* **Stored rows**:

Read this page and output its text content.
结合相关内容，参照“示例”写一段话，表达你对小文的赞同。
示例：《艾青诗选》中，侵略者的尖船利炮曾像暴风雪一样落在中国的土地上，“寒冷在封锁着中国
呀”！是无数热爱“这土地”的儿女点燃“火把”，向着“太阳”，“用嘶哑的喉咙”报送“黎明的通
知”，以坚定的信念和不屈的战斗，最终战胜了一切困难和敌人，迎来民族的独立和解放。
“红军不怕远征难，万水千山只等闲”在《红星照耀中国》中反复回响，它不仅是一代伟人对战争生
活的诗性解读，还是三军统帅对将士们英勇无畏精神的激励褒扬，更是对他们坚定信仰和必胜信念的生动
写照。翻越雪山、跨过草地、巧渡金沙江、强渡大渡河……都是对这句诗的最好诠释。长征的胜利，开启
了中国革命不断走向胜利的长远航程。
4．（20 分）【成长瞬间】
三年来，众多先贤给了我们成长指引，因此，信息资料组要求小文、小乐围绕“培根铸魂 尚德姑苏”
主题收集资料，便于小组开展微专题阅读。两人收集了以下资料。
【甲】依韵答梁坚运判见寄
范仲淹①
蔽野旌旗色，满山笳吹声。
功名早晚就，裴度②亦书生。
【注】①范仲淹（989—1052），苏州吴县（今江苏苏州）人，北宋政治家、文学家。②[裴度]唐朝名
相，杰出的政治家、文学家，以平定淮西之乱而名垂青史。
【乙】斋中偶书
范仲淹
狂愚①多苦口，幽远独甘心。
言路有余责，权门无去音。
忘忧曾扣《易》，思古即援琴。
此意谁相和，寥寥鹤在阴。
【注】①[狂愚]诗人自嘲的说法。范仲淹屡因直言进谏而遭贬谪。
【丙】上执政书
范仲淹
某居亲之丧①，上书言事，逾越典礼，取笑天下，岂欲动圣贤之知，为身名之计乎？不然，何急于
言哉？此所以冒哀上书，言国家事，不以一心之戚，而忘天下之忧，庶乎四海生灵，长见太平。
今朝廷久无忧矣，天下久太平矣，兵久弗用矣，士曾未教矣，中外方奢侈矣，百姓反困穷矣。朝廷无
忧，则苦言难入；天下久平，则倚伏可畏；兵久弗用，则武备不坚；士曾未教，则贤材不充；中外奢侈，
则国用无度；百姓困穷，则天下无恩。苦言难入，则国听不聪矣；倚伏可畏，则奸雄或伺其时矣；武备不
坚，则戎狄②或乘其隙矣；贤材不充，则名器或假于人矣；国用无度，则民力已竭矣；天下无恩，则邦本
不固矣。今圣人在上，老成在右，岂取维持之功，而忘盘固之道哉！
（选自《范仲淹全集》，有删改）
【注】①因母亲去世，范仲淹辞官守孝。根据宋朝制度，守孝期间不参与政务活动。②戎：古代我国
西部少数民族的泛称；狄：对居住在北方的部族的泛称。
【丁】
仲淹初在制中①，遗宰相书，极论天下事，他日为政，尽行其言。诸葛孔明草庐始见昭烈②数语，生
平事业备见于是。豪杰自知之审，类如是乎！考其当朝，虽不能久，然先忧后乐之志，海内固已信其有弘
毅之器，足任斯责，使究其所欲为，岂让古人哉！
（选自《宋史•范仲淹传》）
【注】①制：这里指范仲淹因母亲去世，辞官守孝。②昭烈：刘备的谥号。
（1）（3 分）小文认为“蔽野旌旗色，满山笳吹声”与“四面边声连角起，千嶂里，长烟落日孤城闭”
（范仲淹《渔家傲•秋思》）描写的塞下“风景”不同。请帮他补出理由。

* **The request**: Tally the lines above containing "蔽野旌旗色". Answer with the count only.

* **Answer to this problem**: 2